Requirements
From the listing below, pull each line that includes "mini".

Data listing
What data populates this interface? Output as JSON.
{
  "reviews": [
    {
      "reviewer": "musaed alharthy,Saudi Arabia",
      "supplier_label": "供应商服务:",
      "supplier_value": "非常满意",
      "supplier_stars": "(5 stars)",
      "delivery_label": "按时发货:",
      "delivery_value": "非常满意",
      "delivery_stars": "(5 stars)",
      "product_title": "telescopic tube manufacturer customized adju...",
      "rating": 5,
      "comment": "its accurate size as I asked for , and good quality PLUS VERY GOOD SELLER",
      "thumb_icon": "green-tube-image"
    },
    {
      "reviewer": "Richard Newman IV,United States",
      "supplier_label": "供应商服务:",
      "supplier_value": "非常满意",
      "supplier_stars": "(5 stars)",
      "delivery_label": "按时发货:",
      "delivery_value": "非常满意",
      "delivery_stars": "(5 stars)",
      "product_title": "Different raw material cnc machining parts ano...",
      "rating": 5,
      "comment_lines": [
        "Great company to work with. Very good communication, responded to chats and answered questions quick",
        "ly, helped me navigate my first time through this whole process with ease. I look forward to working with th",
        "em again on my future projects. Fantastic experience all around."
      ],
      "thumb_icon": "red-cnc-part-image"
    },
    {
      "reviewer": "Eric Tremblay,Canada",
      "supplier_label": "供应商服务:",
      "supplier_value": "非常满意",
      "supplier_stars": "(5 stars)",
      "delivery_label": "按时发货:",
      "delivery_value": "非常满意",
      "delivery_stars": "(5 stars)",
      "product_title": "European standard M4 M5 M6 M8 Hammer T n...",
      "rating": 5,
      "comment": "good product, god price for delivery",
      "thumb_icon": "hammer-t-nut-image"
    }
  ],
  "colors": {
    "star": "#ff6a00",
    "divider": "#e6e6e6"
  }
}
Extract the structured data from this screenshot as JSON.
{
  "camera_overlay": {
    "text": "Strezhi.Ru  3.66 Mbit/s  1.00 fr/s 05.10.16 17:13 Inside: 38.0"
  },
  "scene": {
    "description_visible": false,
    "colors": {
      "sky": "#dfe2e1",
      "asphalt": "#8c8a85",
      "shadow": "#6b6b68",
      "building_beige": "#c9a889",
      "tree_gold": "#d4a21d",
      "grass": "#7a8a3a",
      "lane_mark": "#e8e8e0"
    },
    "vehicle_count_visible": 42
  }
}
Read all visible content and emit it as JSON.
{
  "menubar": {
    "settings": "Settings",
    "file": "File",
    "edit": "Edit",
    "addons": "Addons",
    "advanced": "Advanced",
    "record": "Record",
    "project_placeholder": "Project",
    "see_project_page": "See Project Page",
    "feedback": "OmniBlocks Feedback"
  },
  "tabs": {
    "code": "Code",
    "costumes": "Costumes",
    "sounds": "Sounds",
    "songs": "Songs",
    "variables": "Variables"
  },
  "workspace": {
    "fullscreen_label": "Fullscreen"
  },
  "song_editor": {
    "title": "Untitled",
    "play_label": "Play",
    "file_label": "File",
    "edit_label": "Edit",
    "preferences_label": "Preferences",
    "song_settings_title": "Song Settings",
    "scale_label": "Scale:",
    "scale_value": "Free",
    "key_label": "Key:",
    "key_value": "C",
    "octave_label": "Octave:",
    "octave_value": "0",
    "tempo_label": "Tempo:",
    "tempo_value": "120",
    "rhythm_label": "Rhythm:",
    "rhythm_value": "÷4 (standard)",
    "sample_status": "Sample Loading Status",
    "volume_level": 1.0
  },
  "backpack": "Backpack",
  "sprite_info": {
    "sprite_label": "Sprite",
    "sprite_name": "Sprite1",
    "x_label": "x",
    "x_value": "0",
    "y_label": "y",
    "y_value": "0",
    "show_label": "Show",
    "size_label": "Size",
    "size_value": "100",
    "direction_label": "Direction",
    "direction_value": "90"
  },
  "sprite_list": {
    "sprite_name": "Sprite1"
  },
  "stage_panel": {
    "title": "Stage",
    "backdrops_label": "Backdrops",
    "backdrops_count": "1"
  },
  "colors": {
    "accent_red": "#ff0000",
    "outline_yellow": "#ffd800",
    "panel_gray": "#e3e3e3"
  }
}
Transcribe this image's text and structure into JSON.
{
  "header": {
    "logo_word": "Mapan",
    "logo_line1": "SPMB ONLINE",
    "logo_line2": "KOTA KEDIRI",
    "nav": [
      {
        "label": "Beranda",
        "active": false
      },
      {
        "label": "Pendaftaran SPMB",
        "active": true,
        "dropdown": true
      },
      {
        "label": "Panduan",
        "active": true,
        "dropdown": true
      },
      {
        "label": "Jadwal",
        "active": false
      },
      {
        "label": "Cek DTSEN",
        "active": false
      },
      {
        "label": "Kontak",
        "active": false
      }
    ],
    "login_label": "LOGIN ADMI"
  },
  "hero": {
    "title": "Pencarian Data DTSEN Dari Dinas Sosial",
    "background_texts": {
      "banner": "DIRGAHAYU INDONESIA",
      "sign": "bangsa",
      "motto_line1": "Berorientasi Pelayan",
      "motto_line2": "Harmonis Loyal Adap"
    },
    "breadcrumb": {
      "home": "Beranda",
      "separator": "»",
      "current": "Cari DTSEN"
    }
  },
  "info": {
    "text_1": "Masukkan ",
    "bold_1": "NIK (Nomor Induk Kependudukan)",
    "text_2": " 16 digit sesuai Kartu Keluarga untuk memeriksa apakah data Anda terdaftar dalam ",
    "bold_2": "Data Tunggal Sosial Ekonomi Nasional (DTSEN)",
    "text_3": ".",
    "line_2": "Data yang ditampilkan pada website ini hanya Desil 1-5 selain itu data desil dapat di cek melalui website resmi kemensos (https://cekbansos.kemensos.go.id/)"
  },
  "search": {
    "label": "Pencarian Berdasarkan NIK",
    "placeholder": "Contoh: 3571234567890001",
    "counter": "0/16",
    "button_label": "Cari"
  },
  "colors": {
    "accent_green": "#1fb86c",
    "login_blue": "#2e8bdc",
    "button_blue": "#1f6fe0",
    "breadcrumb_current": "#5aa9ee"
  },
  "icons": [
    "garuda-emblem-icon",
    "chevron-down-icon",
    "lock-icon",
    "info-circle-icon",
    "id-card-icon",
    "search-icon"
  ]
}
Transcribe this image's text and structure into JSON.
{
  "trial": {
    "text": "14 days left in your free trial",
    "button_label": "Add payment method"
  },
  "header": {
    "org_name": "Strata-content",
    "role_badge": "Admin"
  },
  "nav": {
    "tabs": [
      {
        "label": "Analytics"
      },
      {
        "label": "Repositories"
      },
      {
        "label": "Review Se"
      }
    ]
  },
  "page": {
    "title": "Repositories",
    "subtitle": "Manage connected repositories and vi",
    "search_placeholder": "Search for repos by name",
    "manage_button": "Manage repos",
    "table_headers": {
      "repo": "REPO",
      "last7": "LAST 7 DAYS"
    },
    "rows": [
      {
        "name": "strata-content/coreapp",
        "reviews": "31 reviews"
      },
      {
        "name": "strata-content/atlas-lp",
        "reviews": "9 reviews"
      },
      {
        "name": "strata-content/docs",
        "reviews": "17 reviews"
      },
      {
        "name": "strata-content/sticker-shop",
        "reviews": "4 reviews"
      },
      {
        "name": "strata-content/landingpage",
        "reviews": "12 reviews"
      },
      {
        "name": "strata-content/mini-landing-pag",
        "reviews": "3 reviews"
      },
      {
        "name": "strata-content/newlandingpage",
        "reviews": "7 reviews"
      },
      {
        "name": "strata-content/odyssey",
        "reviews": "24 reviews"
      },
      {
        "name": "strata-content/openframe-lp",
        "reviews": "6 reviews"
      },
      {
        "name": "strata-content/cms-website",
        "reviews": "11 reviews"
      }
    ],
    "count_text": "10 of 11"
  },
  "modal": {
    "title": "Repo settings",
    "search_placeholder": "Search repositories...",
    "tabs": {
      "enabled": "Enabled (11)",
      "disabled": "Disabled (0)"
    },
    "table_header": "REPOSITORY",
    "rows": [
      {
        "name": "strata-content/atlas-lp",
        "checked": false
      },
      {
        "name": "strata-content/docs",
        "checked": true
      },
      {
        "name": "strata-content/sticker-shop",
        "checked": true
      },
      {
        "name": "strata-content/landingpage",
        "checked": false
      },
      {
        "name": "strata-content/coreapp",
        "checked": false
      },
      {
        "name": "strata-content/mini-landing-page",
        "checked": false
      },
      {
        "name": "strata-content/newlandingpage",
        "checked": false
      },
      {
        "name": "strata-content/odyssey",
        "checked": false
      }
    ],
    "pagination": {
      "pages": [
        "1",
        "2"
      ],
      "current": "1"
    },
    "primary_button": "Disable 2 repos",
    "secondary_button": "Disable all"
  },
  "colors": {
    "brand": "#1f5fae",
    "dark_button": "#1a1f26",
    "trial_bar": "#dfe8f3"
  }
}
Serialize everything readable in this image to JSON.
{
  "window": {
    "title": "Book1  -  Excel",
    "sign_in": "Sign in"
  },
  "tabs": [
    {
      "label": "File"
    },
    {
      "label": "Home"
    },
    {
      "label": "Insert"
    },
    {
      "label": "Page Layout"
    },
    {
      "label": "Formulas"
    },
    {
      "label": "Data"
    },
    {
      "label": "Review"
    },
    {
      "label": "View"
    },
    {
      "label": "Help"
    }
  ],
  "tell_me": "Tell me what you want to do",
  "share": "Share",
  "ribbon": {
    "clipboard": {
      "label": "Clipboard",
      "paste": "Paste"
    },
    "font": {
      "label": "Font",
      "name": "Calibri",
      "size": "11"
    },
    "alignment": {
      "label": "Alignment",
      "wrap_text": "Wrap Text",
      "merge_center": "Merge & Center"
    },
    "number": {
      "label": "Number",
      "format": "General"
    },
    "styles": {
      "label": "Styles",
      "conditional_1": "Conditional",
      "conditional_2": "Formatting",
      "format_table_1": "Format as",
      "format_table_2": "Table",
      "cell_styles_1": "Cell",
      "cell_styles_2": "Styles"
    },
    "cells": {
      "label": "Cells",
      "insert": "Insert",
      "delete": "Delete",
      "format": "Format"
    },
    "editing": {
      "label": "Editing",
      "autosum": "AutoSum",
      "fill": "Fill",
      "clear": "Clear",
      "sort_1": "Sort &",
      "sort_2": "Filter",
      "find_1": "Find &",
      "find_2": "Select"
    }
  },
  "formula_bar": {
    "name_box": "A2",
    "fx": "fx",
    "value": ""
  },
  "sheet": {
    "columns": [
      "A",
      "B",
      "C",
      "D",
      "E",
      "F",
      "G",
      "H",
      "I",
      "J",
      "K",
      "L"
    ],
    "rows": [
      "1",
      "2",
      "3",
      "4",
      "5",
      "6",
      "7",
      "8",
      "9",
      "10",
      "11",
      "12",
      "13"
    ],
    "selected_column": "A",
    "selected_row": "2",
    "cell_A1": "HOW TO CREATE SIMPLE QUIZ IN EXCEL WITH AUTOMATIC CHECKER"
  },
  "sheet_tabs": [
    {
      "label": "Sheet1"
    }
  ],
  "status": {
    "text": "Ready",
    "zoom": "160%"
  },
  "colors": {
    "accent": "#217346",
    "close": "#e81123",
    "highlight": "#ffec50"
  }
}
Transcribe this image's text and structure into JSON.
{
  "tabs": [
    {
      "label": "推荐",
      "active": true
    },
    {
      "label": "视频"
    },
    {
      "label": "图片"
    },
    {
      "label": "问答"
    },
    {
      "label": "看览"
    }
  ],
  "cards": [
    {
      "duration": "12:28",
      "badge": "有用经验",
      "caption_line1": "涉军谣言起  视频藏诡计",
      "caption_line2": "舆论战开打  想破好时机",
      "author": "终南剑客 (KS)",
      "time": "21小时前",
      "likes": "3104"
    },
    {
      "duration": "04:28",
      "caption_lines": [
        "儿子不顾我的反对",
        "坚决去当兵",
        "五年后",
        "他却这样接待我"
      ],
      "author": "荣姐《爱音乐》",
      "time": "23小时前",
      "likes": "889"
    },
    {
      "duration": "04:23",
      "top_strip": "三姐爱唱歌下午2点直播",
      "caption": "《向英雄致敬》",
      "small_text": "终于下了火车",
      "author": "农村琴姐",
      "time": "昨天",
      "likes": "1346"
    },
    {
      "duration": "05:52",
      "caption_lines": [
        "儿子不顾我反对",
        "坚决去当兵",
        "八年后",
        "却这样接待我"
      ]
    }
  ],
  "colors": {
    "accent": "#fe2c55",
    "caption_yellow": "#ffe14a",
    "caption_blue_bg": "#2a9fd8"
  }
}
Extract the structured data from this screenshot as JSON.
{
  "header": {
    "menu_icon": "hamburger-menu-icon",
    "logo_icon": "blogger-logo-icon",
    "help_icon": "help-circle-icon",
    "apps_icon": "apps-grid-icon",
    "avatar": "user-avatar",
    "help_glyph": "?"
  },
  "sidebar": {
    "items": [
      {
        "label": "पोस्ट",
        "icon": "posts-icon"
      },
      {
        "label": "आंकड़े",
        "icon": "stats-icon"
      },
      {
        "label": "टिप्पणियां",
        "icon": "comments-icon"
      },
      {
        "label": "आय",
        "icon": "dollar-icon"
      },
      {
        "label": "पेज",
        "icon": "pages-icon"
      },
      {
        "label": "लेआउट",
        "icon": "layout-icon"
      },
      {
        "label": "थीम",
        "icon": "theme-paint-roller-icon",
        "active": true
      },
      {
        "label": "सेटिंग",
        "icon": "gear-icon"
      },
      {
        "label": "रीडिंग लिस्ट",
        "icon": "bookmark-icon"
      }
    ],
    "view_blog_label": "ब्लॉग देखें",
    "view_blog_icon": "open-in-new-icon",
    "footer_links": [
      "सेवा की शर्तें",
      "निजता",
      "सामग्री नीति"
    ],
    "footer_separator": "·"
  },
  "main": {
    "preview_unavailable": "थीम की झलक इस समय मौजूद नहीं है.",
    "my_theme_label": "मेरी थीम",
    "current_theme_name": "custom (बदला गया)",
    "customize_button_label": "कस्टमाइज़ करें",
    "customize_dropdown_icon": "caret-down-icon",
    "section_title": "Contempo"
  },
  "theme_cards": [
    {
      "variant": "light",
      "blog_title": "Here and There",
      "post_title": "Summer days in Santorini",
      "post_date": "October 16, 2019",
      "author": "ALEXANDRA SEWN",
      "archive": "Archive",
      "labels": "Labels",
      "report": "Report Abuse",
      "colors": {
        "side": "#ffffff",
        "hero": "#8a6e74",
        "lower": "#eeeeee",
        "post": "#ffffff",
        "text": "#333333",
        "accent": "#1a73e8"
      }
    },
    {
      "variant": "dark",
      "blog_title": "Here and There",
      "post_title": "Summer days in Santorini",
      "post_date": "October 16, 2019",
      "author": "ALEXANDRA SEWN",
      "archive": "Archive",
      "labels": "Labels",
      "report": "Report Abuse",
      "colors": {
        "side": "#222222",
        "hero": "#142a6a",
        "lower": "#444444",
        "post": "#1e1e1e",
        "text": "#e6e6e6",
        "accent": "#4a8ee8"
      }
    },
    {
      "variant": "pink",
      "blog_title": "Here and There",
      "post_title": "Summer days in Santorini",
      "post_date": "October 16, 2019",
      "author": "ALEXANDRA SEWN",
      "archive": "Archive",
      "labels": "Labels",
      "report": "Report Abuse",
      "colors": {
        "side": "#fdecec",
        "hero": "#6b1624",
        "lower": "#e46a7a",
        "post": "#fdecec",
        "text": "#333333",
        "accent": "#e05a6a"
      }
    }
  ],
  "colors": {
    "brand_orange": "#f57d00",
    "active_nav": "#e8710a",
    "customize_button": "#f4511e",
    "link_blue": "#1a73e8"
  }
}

Output below
        "name": "strata-content/mini-landing-pag",
        "name": "strata-content/mini-landing-page",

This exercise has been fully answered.